§ **Given request**
Return a copy of each line that holds the string "value".

Dataset records
*-*-*

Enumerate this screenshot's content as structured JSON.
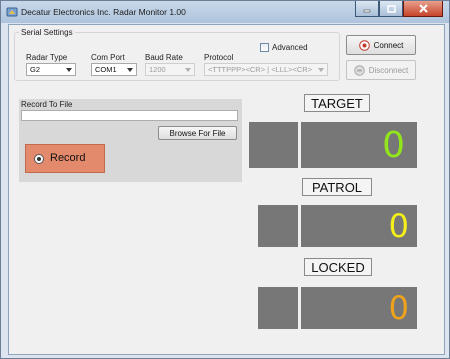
{
  "window": {
    "title": "Decatur Electronics Inc. Radar Monitor 1.00"
  },
  "serial": {
    "group_label": "Serial Settings",
    "advanced_label": "Advanced",
    "radar_type": {
      "label": "Radar Type",
      "value": "G2"
    },
    "com_port": {
      "label": "Com Port",
      "value": "COM1"
    },
    "baud_rate": {
      "label": "Baud Rate",
      "value": "1200"
    },
    "protocol": {
      "label": "Protocol",
      "value": "<TTTPPP><CR> | <LLL><CR>"
    }
  },
  "actions": {
    "connect": "Connect",
    "disconnect": "Disconnect"
  },
  "record": {
    "group_label": "Record To File",
    "file_path": "",
    "browse_label": "Browse For File",
    "record_label": "Record"
  },
  "readouts": [
    {
      "label": "TARGET",
      "value": "0",
      "color": "#92e41b"
    },
    {
      "label": "PATROL",
      "value": "0",
      "color": "#f4ef1a"
    },
    {
      "label": "LOCKED",
      "value": "0",
      "color": "#efa21b"
    }
  ]
}
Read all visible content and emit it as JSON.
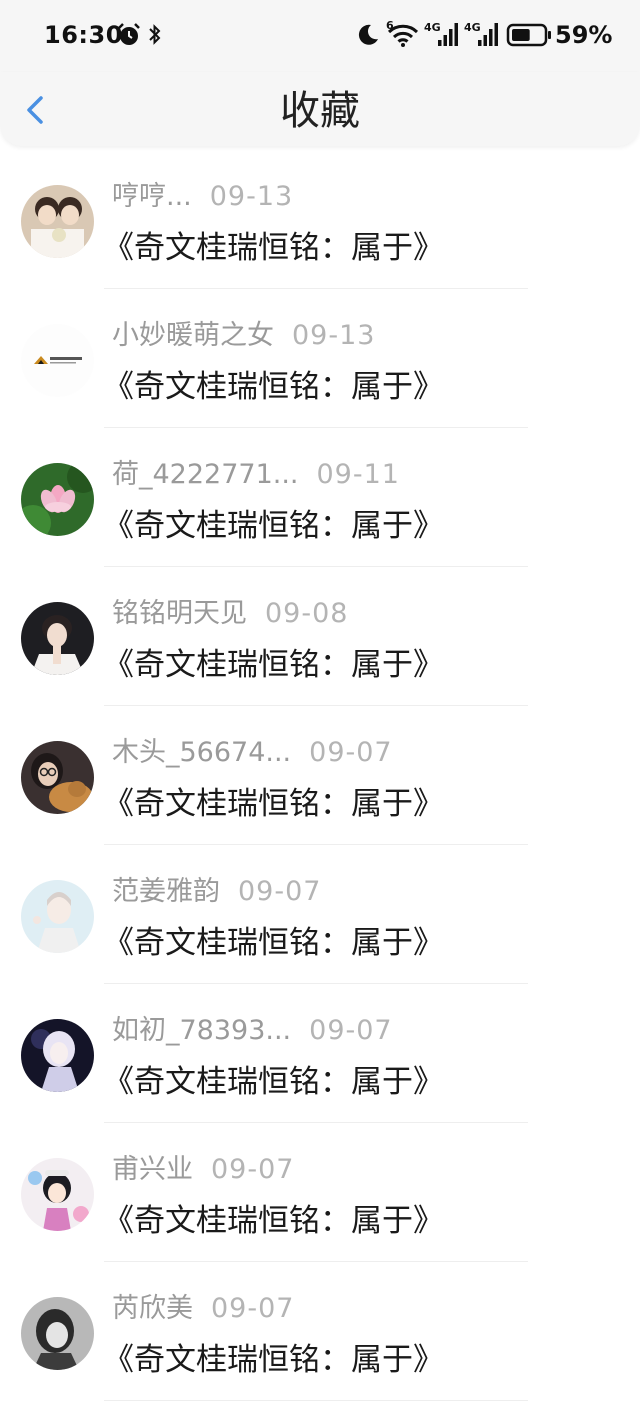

*-*-*

§ **Task result**
      "value": "G2"
      "value": "COM1"
      "value": "1200"
      "value": "<TTTPPP><CR> | <LLL><CR>"
      "value": "0",
      "value": "0",
      "value": "0",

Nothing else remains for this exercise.